Records from a collection of figures

>> start

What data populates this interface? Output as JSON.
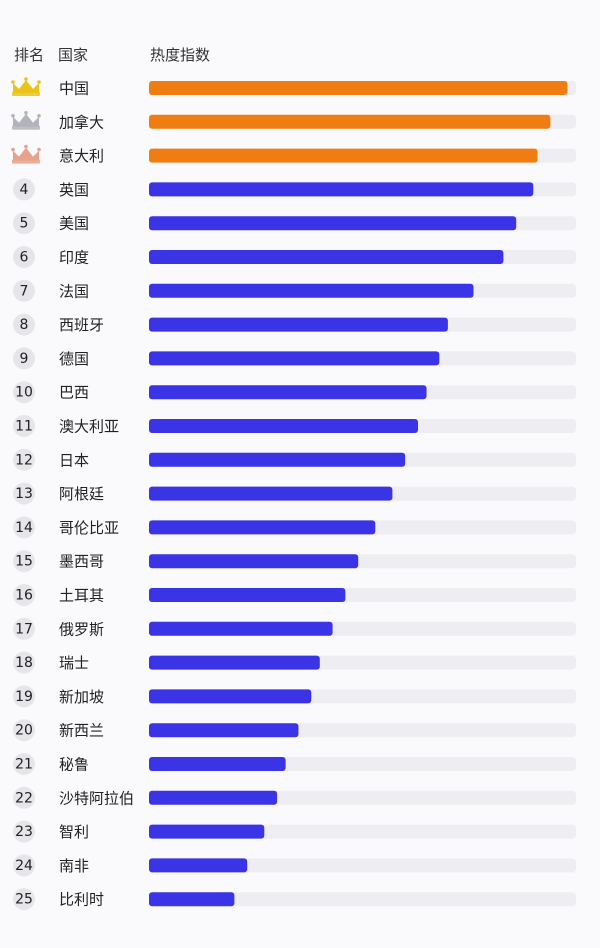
{
  "headers": {
    "rank": "排名",
    "country": "国家",
    "heat": "热度指数"
  },
  "colors": {
    "top3": "#f07d12",
    "others": "#3b33e6",
    "track": "#eeeef2",
    "rank_circle": "#e6e6ea",
    "crown_gold": "#e9c318",
    "crown_silver": "#b3b3bb",
    "crown_bronze": "#e6a28a"
  },
  "chart_data": {
    "type": "bar",
    "orientation": "horizontal",
    "xlim": [
      0,
      100
    ],
    "grid": false,
    "rows": [
      {
        "rank": 1,
        "crown": "gold-crown-icon",
        "country": "中国",
        "value": 98
      },
      {
        "rank": 2,
        "crown": "silver-crown-icon",
        "country": "加拿大",
        "value": 94
      },
      {
        "rank": 3,
        "crown": "bronze-crown-icon",
        "country": "意大利",
        "value": 91
      },
      {
        "rank": 4,
        "country": "英国",
        "value": 90
      },
      {
        "rank": 5,
        "country": "美国",
        "value": 86
      },
      {
        "rank": 6,
        "country": "印度",
        "value": 83
      },
      {
        "rank": 7,
        "country": "法国",
        "value": 76
      },
      {
        "rank": 8,
        "country": "西班牙",
        "value": 70
      },
      {
        "rank": 9,
        "country": "德国",
        "value": 68
      },
      {
        "rank": 10,
        "country": "巴西",
        "value": 65
      },
      {
        "rank": 11,
        "country": "澳大利亚",
        "value": 63
      },
      {
        "rank": 12,
        "country": "日本",
        "value": 60
      },
      {
        "rank": 13,
        "country": "阿根廷",
        "value": 57
      },
      {
        "rank": 14,
        "country": "哥伦比亚",
        "value": 53
      },
      {
        "rank": 15,
        "country": "墨西哥",
        "value": 49
      },
      {
        "rank": 16,
        "country": "土耳其",
        "value": 46
      },
      {
        "rank": 17,
        "country": "俄罗斯",
        "value": 43
      },
      {
        "rank": 18,
        "country": "瑞士",
        "value": 40
      },
      {
        "rank": 19,
        "country": "新加坡",
        "value": 38
      },
      {
        "rank": 20,
        "country": "新西兰",
        "value": 35
      },
      {
        "rank": 21,
        "country": "秘鲁",
        "value": 32
      },
      {
        "rank": 22,
        "country": "沙特阿拉伯",
        "value": 30
      },
      {
        "rank": 23,
        "country": "智利",
        "value": 27
      },
      {
        "rank": 24,
        "country": "南非",
        "value": 23
      },
      {
        "rank": 25,
        "country": "比利时",
        "value": 20
      }
    ]
  }
}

>> end

# Stated task
Exclude the images and reproduce the remaining data exactly.

# Exercise response
What data populates this interface? Output as JSON.
{
  "headers": {
    "rank": "排名",
    "country": "国家",
    "heat": "热度指数"
  },
  "colors": {
    "top3": "#f07d12",
    "others": "#3b33e6",
    "track": "#eeeef2",
    "rank_circle": "#e6e6ea",
    "crown_gold": "#e9c318",
    "crown_silver": "#b3b3bb",
    "crown_bronze": "#e6a28a"
  },
  "chart_data": {
    "type": "bar",
    "orientation": "horizontal",
    "xlim": [
      0,
      100
    ],
    "grid": false,
    "rows": [
      {
        "rank": 1,
        "crown": "gold-crown-icon",
        "country": "中国",
        "value": 98
      },
      {
        "rank": 2,
        "crown": "silver-crown-icon",
        "country": "加拿大",
        "value": 94
      },
      {
        "rank": 3,
        "crown": "bronze-crown-icon",
        "country": "意大利",
        "value": 91
      },
      {
        "rank": 4,
        "country": "英国",
        "value": 90
      },
      {
        "rank": 5,
        "country": "美国",
        "value": 86
      },
      {
        "rank": 6,
        "country": "印度",
        "value": 83
      },
      {
        "rank": 7,
        "country": "法国",
        "value": 76
      },
      {
        "rank": 8,
        "country": "西班牙",
        "value": 70
      },
      {
        "rank": 9,
        "country": "德国",
        "value": 68
      },
      {
        "rank": 10,
        "country": "巴西",
        "value": 65
      },
      {
        "rank": 11,
        "country": "澳大利亚",
        "value": 63
      },
      {
        "rank": 12,
        "country": "日本",
        "value": 60
      },
      {
        "rank": 13,
        "country": "阿根廷",
        "value": 57
      },
      {
        "rank": 14,
        "country": "哥伦比亚",
        "value": 53
      },
      {
        "rank": 15,
        "country": "墨西哥",
        "value": 49
      },
      {
        "rank": 16,
        "country": "土耳其",
        "value": 46
      },
      {
        "rank": 17,
        "country": "俄罗斯",
        "value": 43
      },
      {
        "rank": 18,
        "country": "瑞士",
        "value": 40
      },
      {
        "rank": 19,
        "country": "新加坡",
        "value": 38
      },
      {
        "rank": 20,
        "country": "新西兰",
        "value": 35
      },
      {
        "rank": 21,
        "country": "秘鲁",
        "value": 32
      },
      {
        "rank": 22,
        "country": "沙特阿拉伯",
        "value": 30
      },
      {
        "rank": 23,
        "country": "智利",
        "value": 27
      },
      {
        "rank": 24,
        "country": "南非",
        "value": 23
      },
      {
        "rank": 25,
        "country": "比利时",
        "value": 20
      }
    ]
  }
}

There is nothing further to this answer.